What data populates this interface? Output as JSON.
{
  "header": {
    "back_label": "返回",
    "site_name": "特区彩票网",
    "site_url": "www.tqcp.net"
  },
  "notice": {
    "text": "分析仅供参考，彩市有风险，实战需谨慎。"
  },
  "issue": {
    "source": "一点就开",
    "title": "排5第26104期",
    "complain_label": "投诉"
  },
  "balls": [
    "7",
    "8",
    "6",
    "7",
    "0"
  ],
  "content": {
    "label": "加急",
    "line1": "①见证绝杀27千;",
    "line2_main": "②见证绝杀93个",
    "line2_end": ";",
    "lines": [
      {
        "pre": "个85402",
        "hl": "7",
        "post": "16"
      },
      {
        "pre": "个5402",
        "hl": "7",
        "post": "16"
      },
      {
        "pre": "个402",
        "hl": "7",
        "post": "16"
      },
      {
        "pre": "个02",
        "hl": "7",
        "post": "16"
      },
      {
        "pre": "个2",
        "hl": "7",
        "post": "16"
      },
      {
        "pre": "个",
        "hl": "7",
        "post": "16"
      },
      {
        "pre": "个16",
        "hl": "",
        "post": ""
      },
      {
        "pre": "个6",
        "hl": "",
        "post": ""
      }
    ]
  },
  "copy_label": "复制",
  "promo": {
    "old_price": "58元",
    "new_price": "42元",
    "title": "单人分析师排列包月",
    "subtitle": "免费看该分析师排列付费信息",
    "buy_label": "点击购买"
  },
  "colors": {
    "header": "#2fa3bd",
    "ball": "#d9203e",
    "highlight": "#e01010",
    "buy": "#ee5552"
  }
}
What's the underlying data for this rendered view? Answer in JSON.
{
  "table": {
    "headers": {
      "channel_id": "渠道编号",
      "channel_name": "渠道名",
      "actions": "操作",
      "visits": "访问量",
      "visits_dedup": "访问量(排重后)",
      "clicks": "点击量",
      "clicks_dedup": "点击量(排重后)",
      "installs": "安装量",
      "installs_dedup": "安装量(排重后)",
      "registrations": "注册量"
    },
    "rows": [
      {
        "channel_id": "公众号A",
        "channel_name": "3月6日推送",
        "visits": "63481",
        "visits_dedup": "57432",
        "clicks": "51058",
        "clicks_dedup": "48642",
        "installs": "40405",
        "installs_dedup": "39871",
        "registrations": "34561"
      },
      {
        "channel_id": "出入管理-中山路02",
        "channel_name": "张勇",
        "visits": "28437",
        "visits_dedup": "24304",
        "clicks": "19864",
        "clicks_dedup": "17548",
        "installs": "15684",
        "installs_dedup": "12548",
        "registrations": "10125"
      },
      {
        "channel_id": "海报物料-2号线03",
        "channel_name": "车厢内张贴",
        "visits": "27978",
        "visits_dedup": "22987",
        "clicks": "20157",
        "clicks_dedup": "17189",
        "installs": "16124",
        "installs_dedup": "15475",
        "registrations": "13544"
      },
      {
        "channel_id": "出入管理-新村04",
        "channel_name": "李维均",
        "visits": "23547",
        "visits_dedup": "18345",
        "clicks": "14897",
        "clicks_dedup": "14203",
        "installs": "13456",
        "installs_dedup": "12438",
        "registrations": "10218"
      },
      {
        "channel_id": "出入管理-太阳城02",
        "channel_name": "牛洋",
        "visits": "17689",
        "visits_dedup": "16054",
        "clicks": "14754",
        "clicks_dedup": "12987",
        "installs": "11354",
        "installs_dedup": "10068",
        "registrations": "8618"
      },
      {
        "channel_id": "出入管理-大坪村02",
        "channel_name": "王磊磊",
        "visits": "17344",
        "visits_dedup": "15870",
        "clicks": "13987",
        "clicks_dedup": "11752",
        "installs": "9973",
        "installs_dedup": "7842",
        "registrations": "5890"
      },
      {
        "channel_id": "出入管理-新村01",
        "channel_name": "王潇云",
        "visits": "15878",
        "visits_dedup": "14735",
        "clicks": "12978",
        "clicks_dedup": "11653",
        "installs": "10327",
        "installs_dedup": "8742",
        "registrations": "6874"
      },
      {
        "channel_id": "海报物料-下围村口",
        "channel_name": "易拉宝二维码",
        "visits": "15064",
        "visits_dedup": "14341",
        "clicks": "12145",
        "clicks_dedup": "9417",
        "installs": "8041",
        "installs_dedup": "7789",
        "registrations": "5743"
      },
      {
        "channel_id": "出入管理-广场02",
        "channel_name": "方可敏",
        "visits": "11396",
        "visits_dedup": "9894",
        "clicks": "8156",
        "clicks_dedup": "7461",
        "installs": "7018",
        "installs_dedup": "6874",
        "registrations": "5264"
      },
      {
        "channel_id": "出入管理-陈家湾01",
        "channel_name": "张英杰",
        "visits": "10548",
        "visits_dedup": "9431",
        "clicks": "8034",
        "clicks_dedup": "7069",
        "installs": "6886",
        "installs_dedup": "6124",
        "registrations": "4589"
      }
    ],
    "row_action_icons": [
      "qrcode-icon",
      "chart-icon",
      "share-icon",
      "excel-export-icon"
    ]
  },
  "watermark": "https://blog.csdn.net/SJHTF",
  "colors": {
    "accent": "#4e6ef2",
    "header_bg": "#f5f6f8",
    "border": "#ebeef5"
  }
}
----------
| Work to do |
Gather all lines from the records above in which "this" appears.

| Written response |
What data populates this interface? Output as JSON.
What's the underlying data for this rendered view? Answer in JSON.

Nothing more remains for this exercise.